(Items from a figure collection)
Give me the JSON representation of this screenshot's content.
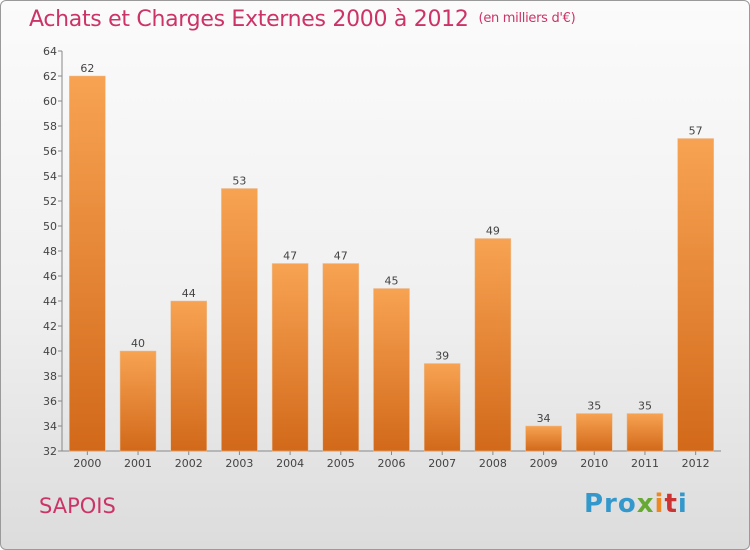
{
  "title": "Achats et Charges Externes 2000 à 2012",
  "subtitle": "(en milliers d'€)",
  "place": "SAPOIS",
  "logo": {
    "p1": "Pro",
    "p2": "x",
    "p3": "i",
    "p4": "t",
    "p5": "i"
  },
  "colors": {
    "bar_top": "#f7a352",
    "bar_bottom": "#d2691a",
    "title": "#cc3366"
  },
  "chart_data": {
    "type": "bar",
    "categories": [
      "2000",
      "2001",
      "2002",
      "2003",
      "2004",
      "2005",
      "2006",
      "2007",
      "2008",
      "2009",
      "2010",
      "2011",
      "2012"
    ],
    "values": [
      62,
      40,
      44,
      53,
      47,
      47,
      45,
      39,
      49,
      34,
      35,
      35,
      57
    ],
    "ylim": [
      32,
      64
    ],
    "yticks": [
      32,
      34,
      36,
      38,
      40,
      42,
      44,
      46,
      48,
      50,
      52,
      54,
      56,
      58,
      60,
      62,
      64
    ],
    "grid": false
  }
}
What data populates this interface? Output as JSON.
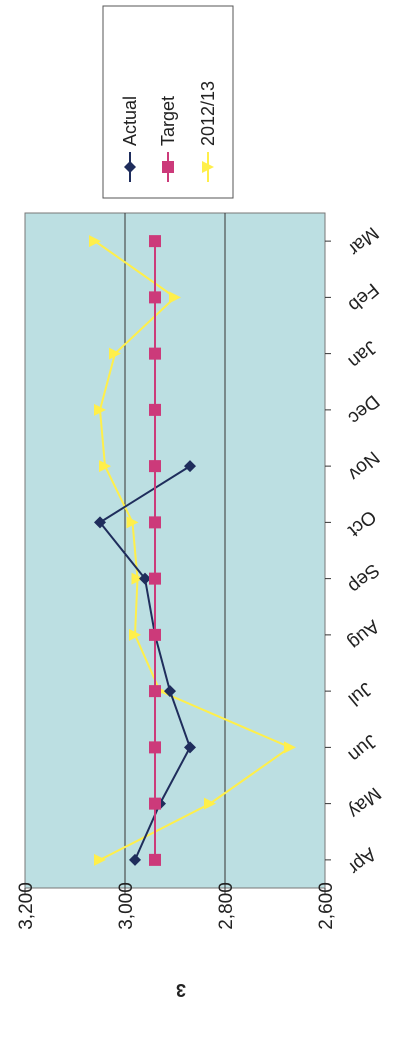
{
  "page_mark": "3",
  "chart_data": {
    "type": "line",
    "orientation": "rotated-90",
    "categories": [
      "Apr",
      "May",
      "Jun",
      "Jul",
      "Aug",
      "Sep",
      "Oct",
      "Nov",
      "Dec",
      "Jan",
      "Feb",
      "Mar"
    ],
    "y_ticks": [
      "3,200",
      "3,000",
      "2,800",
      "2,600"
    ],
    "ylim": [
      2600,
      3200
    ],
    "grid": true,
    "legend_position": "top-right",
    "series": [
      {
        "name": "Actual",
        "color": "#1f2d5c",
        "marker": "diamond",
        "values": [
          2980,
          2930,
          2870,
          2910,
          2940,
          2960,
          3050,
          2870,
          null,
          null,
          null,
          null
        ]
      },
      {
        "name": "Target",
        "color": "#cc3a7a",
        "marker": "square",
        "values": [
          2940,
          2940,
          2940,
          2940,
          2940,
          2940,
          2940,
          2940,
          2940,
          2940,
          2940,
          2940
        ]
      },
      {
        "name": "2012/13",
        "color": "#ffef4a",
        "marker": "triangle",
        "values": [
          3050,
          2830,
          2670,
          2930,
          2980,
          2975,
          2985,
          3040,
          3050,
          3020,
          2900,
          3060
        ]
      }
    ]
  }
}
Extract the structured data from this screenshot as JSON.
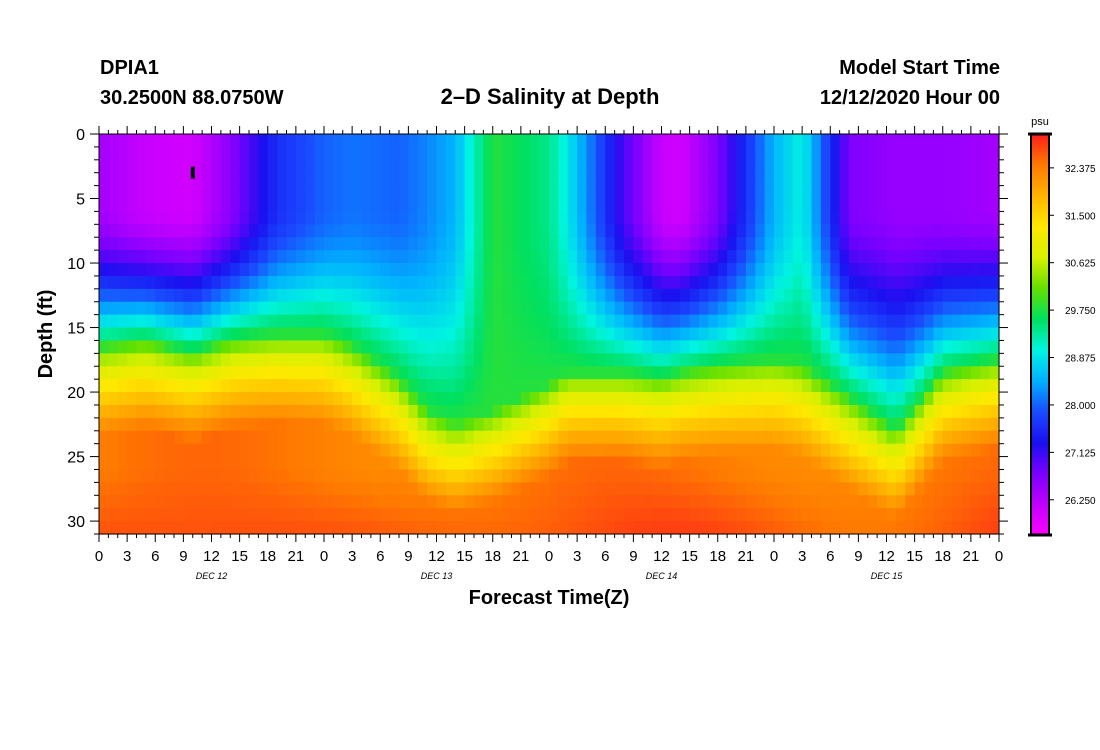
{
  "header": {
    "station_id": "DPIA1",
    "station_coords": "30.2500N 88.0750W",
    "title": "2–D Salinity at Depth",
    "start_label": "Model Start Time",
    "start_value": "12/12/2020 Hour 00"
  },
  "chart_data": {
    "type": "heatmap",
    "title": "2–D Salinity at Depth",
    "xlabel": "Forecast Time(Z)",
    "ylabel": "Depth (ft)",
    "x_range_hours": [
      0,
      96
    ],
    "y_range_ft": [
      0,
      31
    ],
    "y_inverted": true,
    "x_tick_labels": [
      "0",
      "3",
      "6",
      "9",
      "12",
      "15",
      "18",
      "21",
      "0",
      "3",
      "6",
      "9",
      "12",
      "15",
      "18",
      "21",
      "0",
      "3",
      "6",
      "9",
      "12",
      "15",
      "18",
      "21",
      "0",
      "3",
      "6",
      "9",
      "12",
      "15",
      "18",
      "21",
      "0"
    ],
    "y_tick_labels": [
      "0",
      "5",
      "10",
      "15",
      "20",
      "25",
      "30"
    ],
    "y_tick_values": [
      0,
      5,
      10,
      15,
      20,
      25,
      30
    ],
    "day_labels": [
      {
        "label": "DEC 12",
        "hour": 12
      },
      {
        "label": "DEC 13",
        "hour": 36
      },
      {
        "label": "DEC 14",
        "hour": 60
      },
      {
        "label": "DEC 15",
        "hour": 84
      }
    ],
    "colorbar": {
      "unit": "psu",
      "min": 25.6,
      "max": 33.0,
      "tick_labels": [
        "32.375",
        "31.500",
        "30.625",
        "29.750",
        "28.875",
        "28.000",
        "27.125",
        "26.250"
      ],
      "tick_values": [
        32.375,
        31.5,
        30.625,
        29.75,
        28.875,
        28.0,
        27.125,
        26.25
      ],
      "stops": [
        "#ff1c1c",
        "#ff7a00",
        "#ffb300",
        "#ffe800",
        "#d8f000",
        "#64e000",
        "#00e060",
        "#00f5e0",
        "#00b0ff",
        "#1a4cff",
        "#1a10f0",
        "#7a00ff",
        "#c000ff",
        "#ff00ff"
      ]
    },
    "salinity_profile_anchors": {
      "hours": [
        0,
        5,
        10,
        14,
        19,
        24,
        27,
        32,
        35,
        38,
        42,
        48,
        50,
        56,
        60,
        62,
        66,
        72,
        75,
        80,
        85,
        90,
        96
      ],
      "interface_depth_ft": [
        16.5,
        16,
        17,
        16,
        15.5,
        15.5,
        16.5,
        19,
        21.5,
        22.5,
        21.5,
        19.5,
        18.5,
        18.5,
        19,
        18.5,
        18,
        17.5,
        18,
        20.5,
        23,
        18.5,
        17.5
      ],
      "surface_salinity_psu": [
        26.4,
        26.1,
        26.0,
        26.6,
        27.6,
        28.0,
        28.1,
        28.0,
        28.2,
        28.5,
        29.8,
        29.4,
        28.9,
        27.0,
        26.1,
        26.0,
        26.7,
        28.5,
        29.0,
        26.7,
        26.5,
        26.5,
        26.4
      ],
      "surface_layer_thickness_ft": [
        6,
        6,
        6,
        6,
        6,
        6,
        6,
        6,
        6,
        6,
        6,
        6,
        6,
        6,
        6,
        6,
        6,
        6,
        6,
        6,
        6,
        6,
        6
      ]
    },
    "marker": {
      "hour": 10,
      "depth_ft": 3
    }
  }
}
==
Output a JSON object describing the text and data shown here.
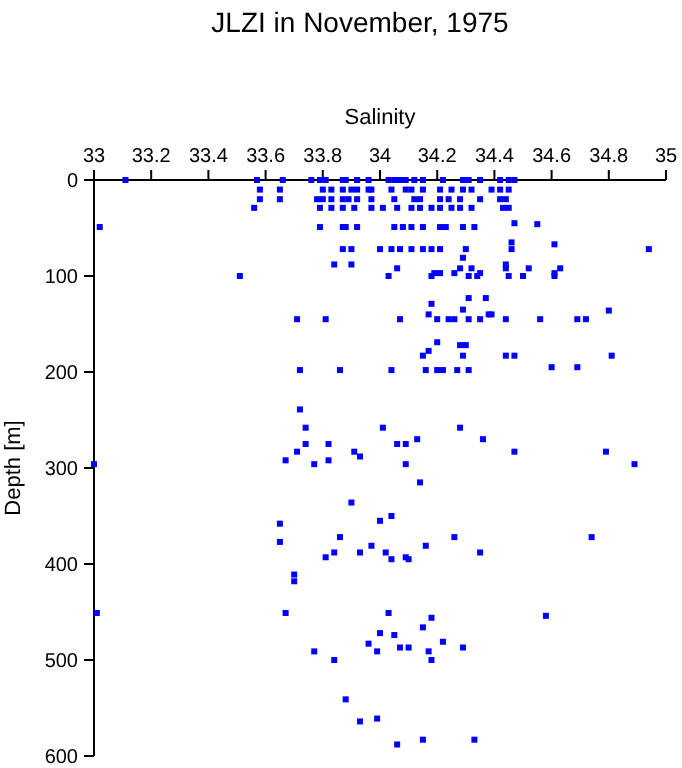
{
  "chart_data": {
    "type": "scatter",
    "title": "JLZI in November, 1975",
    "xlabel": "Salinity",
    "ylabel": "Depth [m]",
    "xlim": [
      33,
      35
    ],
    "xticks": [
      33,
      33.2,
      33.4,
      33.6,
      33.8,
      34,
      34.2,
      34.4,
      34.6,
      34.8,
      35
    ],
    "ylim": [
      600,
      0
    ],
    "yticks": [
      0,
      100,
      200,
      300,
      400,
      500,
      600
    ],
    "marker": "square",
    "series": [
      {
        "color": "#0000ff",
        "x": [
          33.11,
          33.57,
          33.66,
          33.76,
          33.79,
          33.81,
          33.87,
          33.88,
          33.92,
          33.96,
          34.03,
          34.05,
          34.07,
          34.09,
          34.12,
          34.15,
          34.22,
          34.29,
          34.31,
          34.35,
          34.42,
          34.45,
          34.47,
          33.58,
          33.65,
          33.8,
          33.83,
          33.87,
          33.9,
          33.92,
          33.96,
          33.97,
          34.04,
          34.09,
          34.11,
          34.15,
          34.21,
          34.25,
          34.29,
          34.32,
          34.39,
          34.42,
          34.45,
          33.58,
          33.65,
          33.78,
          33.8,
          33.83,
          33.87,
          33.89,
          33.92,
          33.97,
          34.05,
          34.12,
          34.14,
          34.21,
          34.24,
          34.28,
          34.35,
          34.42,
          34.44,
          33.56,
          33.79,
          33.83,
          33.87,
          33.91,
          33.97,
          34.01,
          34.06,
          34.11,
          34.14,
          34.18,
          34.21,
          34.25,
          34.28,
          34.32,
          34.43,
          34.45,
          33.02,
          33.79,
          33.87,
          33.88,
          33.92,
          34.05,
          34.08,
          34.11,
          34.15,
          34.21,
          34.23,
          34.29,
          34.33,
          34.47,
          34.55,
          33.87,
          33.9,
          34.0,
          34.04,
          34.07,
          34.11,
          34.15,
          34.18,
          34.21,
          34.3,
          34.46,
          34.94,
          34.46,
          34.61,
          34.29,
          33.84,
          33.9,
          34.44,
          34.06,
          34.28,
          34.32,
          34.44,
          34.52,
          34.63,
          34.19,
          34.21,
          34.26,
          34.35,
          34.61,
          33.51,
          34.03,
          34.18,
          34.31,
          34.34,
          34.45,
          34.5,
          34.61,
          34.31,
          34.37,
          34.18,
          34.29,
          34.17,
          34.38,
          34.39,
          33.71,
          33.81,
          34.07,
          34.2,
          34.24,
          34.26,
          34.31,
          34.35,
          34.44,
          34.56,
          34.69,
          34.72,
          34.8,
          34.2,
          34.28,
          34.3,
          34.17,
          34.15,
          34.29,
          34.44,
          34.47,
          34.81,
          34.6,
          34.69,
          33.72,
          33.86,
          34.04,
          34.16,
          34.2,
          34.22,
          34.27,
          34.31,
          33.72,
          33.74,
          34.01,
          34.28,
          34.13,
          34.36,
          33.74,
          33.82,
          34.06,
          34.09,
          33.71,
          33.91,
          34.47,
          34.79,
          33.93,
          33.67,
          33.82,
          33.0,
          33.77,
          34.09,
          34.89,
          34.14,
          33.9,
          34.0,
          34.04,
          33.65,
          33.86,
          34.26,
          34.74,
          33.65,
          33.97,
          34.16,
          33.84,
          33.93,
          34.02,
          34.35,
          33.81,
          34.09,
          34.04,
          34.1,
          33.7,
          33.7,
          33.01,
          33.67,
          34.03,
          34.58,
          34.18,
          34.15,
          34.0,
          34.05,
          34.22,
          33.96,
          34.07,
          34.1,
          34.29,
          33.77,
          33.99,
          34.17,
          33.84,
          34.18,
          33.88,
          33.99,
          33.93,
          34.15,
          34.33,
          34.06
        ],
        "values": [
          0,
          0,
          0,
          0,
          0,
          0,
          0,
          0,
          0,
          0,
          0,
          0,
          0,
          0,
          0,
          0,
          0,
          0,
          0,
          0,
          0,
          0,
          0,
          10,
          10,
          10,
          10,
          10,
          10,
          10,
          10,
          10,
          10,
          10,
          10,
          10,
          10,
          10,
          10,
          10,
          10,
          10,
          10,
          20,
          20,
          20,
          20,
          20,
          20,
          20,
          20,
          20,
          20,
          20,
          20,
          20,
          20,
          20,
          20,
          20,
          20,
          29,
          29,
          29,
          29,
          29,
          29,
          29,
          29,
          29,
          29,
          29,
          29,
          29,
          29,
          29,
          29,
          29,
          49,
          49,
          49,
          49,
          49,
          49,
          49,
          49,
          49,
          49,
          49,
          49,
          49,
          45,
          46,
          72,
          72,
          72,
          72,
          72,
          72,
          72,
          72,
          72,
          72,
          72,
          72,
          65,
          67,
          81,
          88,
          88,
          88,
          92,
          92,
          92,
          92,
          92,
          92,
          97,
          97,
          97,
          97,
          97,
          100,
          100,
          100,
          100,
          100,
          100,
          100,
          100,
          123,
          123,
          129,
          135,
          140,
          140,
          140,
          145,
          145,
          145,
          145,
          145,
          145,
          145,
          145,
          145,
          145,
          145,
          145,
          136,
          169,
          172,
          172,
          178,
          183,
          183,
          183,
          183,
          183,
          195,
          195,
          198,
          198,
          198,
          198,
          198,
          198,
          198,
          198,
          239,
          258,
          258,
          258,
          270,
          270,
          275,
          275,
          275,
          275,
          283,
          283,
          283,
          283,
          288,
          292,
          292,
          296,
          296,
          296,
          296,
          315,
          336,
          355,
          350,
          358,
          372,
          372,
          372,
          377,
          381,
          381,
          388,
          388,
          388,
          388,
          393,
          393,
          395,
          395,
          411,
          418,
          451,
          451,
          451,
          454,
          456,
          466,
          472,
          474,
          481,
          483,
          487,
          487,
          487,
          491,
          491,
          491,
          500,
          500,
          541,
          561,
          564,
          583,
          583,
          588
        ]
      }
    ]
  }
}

== Given request ==
Say, as a number only, how many lines of the data contain "Time".

== Final result ==
2